Dataset entries:
::::::::
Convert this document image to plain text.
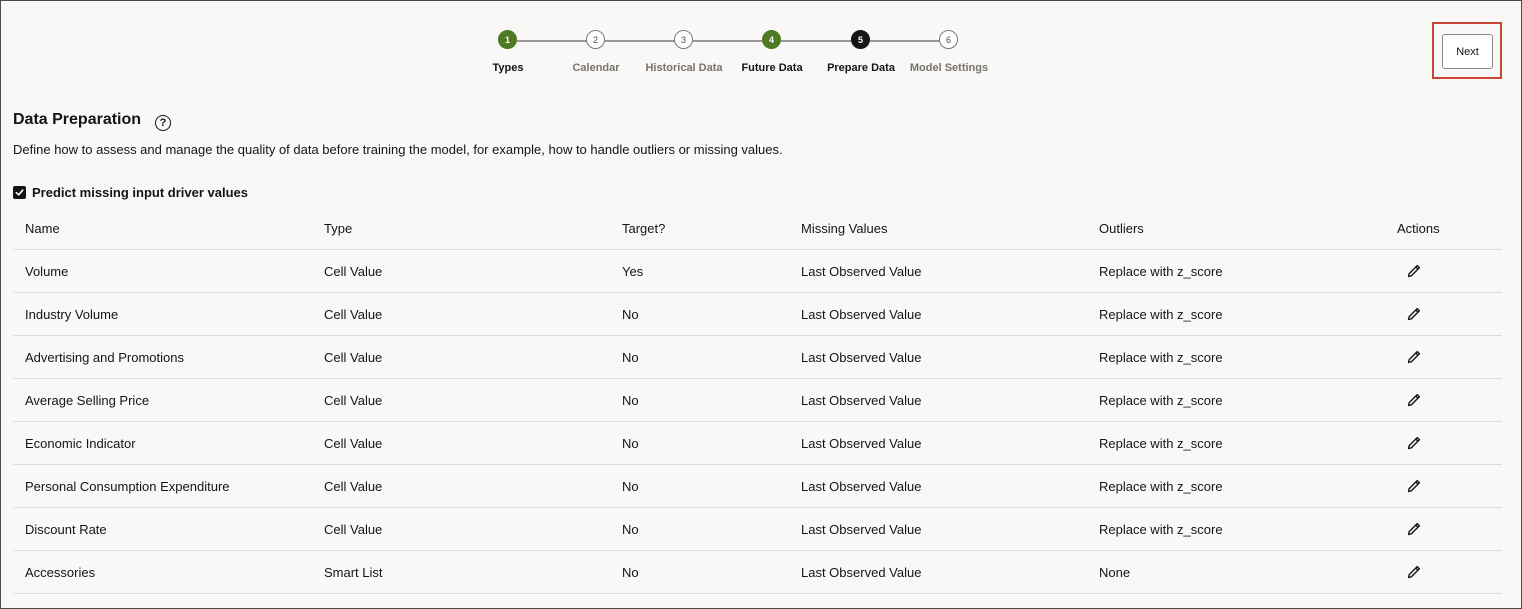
1	2	3	4	5	6
Types	Calendar	Historical Data	Future Data	Prepare Data	Model Settings
Next
Data Preparation	?
Define how to assess and manage the quality of data before training the model, for example, how to handle outliers or missing values.
Predict missing input driver values
Name	Type	Target?	Missing Values	Outliers	Actions
Volume	Cell Value	Yes	Last Observed Value	Replace with z_score
Industry Volume	Cell Value	No	Last Observed Value	Replace with z_score
Advertising and Promotions	Cell Value	No	Last Observed Value	Replace with z_score
Average Selling Price	Cell Value	No	Last Observed Value	Replace with z_score
Economic Indicator	Cell Value	No	Last Observed Value	Replace with z_score
Personal Consumption Expenditure	Cell Value	No	Last Observed Value	Replace with z_score
Discount Rate	Cell Value	No	Last Observed Value	Replace with z_score
Accessories	Smart List	No	Last Observed Value	None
::::::::
● **The task**
Filter the records, keeping only lines that contain "Replace", and show those lines.

● **Finished answer**
Volume	Cell Value	Yes	Last Observed Value	Replace with z_score
Industry Volume	Cell Value	No	Last Observed Value	Replace with z_score
Advertising and Promotions	Cell Value	No	Last Observed Value	Replace with z_score
Average Selling Price	Cell Value	No	Last Observed Value	Replace with z_score
Economic Indicator	Cell Value	No	Last Observed Value	Replace with z_score
Personal Consumption Expenditure	Cell Value	No	Last Observed Value	Replace with z_score
Discount Rate	Cell Value	No	Last Observed Value	Replace with z_score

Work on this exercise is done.